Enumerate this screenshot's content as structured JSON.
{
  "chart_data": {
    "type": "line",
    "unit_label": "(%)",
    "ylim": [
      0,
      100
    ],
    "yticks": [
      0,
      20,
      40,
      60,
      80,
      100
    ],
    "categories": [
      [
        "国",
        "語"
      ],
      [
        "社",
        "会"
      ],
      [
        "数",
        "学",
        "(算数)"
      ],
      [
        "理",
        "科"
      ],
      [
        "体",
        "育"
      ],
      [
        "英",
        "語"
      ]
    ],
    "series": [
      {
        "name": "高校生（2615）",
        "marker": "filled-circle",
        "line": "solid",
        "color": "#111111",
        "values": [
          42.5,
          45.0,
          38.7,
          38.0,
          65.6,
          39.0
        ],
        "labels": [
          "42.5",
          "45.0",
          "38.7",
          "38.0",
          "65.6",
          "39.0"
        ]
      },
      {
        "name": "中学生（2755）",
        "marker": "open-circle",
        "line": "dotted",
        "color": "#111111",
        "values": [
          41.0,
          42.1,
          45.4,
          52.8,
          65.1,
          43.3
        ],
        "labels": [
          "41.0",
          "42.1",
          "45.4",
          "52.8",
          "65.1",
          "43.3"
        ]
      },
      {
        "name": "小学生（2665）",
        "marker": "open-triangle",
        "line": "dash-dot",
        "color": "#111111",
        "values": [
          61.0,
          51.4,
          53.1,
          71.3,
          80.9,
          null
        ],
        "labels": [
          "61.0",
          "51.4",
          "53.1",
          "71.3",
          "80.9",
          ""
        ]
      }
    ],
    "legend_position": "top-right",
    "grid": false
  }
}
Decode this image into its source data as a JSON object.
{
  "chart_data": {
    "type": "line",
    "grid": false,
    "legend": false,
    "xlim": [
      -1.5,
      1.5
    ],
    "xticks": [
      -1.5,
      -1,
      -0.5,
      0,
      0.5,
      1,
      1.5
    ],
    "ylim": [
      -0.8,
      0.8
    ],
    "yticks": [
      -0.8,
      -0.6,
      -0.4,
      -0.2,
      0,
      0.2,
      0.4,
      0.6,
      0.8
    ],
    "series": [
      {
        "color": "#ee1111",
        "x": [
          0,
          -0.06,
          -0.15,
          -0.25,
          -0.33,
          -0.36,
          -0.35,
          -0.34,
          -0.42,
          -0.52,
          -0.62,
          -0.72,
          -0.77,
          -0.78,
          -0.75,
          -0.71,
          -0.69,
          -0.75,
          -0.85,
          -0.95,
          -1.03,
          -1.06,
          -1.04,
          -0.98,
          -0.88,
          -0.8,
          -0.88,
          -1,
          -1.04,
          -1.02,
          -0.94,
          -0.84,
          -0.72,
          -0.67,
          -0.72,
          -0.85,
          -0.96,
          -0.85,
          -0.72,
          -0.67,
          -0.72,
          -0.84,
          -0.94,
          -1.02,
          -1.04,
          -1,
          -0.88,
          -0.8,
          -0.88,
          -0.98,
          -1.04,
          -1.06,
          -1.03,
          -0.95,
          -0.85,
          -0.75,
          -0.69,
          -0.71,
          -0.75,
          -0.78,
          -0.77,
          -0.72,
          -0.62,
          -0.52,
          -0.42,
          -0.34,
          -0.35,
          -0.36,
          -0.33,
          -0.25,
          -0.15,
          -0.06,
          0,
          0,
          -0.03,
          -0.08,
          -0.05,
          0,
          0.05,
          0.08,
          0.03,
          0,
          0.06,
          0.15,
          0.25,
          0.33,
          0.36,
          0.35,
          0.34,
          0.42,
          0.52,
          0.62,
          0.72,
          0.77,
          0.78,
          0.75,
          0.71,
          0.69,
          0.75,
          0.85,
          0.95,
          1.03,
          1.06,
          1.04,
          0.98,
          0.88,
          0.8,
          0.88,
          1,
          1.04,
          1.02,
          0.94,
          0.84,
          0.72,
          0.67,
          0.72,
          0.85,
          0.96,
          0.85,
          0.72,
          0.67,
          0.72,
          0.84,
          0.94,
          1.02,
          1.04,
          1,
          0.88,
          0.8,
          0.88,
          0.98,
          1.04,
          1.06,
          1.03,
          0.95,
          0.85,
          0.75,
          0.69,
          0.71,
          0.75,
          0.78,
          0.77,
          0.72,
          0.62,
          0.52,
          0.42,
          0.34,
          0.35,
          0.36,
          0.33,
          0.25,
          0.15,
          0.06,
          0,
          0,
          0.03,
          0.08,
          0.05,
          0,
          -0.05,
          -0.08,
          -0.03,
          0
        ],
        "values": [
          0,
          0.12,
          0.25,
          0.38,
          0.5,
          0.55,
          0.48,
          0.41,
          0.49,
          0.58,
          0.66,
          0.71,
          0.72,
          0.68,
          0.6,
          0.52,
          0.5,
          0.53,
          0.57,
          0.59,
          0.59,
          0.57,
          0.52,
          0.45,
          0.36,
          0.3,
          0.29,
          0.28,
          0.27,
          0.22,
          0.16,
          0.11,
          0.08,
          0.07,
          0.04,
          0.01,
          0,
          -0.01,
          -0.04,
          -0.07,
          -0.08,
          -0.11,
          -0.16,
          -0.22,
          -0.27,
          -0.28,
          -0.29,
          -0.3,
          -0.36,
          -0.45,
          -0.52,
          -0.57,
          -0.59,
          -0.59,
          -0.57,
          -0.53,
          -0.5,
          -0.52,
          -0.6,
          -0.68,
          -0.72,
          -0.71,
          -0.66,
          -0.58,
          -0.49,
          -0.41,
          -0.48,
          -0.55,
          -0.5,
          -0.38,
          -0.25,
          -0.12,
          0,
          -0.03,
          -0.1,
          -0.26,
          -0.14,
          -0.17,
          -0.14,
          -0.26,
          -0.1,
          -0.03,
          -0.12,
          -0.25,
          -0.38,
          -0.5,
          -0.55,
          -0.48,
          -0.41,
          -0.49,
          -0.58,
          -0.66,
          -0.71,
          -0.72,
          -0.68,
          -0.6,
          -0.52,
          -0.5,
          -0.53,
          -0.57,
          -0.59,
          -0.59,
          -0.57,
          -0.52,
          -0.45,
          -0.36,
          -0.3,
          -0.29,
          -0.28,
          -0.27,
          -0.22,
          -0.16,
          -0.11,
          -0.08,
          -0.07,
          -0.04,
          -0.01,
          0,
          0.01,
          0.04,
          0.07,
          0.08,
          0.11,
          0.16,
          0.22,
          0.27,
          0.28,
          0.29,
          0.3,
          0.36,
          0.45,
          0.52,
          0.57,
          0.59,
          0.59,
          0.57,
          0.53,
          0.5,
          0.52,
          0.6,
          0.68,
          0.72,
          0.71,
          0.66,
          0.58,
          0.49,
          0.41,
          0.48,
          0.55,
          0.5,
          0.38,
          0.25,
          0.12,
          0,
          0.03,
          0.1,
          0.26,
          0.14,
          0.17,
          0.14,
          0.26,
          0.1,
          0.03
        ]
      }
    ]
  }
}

## Requirements
Give the records above again, word for word.

## Full response
Enumerate this screenshot's content as structured JSON.
{
  "chart_data": {
    "type": "line",
    "unit_label": "(%)",
    "ylim": [
      0,
      100
    ],
    "yticks": [
      0,
      20,
      40,
      60,
      80,
      100
    ],
    "categories": [
      [
        "国",
        "語"
      ],
      [
        "社",
        "会"
      ],
      [
        "数",
        "学",
        "(算数)"
      ],
      [
        "理",
        "科"
      ],
      [
        "体",
        "育"
      ],
      [
        "英",
        "語"
      ]
    ],
    "series": [
      {
        "name": "高校生（2615）",
        "marker": "filled-circle",
        "line": "solid",
        "color": "#111111",
        "values": [
          42.5,
          45.0,
          38.7,
          38.0,
          65.6,
          39.0
        ],
        "labels": [
          "42.5",
          "45.0",
          "38.7",
          "38.0",
          "65.6",
          "39.0"
        ]
      },
      {
        "name": "中学生（2755）",
        "marker": "open-circle",
        "line": "dotted",
        "color": "#111111",
        "values": [
          41.0,
          42.1,
          45.4,
          52.8,
          65.1,
          43.3
        ],
        "labels": [
          "41.0",
          "42.1",
          "45.4",
          "52.8",
          "65.1",
          "43.3"
        ]
      },
      {
        "name": "小学生（2665）",
        "marker": "open-triangle",
        "line": "dash-dot",
        "color": "#111111",
        "values": [
          61.0,
          51.4,
          53.1,
          71.3,
          80.9,
          null
        ],
        "labels": [
          "61.0",
          "51.4",
          "53.1",
          "71.3",
          "80.9",
          ""
        ]
      }
    ],
    "legend_position": "top-right",
    "grid": false
  }
}
Decode this image into its source data as a JSON object.
{
  "chart_data": {
    "type": "line",
    "grid": false,
    "legend": false,
    "xlim": [
      -1.5,
      1.5
    ],
    "xticks": [
      -1.5,
      -1,
      -0.5,
      0,
      0.5,
      1,
      1.5
    ],
    "ylim": [
      -0.8,
      0.8
    ],
    "yticks": [
      -0.8,
      -0.6,
      -0.4,
      -0.2,
      0,
      0.2,
      0.4,
      0.6,
      0.8
    ],
    "series": [
      {
        "color": "#ee1111",
        "x": [
          0,
          -0.06,
          -0.15,
          -0.25,
          -0.33,
          -0.36,
          -0.35,
          -0.34,
          -0.42,
          -0.52,
          -0.62,
          -0.72,
          -0.77,
          -0.78,
          -0.75,
          -0.71,
          -0.69,
          -0.75,
          -0.85,
          -0.95,
          -1.03,
          -1.06,
          -1.04,
          -0.98,
          -0.88,
          -0.8,
          -0.88,
          -1,
          -1.04,
          -1.02,
          -0.94,
          -0.84,
          -0.72,
          -0.67,
          -0.72,
          -0.85,
          -0.96,
          -0.85,
          -0.72,
          -0.67,
          -0.72,
          -0.84,
          -0.94,
          -1.02,
          -1.04,
          -1,
          -0.88,
          -0.8,
          -0.88,
          -0.98,
          -1.04,
          -1.06,
          -1.03,
          -0.95,
          -0.85,
          -0.75,
          -0.69,
          -0.71,
          -0.75,
          -0.78,
          -0.77,
          -0.72,
          -0.62,
          -0.52,
          -0.42,
          -0.34,
          -0.35,
          -0.36,
          -0.33,
          -0.25,
          -0.15,
          -0.06,
          0,
          0,
          -0.03,
          -0.08,
          -0.05,
          0,
          0.05,
          0.08,
          0.03,
          0,
          0.06,
          0.15,
          0.25,
          0.33,
          0.36,
          0.35,
          0.34,
          0.42,
          0.52,
          0.62,
          0.72,
          0.77,
          0.78,
          0.75,
          0.71,
          0.69,
          0.75,
          0.85,
          0.95,
          1.03,
          1.06,
          1.04,
          0.98,
          0.88,
          0.8,
          0.88,
          1,
          1.04,
          1.02,
          0.94,
          0.84,
          0.72,
          0.67,
          0.72,
          0.85,
          0.96,
          0.85,
          0.72,
          0.67,
          0.72,
          0.84,
          0.94,
          1.02,
          1.04,
          1,
          0.88,
          0.8,
          0.88,
          0.98,
          1.04,
          1.06,
          1.03,
          0.95,
          0.85,
          0.75,
          0.69,
          0.71,
          0.75,
          0.78,
          0.77,
          0.72,
          0.62,
          0.52,
          0.42,
          0.34,
          0.35,
          0.36,
          0.33,
          0.25,
          0.15,
          0.06,
          0,
          0,
          0.03,
          0.08,
          0.05,
          0,
          -0.05,
          -0.08,
          -0.03,
          0
        ],
        "values": [
          0,
          0.12,
          0.25,
          0.38,
          0.5,
          0.55,
          0.48,
          0.41,
          0.49,
          0.58,
          0.66,
          0.71,
          0.72,
          0.68,
          0.6,
          0.52,
          0.5,
          0.53,
          0.57,
          0.59,
          0.59,
          0.57,
          0.52,
          0.45,
          0.36,
          0.3,
          0.29,
          0.28,
          0.27,
          0.22,
          0.16,
          0.11,
          0.08,
          0.07,
          0.04,
          0.01,
          0,
          -0.01,
          -0.04,
          -0.07,
          -0.08,
          -0.11,
          -0.16,
          -0.22,
          -0.27,
          -0.28,
          -0.29,
          -0.3,
          -0.36,
          -0.45,
          -0.52,
          -0.57,
          -0.59,
          -0.59,
          -0.57,
          -0.53,
          -0.5,
          -0.52,
          -0.6,
          -0.68,
          -0.72,
          -0.71,
          -0.66,
          -0.58,
          -0.49,
          -0.41,
          -0.48,
          -0.55,
          -0.5,
          -0.38,
          -0.25,
          -0.12,
          0,
          -0.03,
          -0.1,
          -0.26,
          -0.14,
          -0.17,
          -0.14,
          -0.26,
          -0.1,
          -0.03,
          -0.12,
          -0.25,
          -0.38,
          -0.5,
          -0.55,
          -0.48,
          -0.41,
          -0.49,
          -0.58,
          -0.66,
          -0.71,
          -0.72,
          -0.68,
          -0.6,
          -0.52,
          -0.5,
          -0.53,
          -0.57,
          -0.59,
          -0.59,
          -0.57,
          -0.52,
          -0.45,
          -0.36,
          -0.3,
          -0.29,
          -0.28,
          -0.27,
          -0.22,
          -0.16,
          -0.11,
          -0.08,
          -0.07,
          -0.04,
          -0.01,
          0,
          0.01,
          0.04,
          0.07,
          0.08,
          0.11,
          0.16,
          0.22,
          0.27,
          0.28,
          0.29,
          0.3,
          0.36,
          0.45,
          0.52,
          0.57,
          0.59,
          0.59,
          0.57,
          0.53,
          0.5,
          0.52,
          0.6,
          0.68,
          0.72,
          0.71,
          0.66,
          0.58,
          0.49,
          0.41,
          0.48,
          0.55,
          0.5,
          0.38,
          0.25,
          0.12,
          0,
          0.03,
          0.1,
          0.26,
          0.14,
          0.17,
          0.14,
          0.26,
          0.1,
          0.03
        ]
      }
    ]
  }
}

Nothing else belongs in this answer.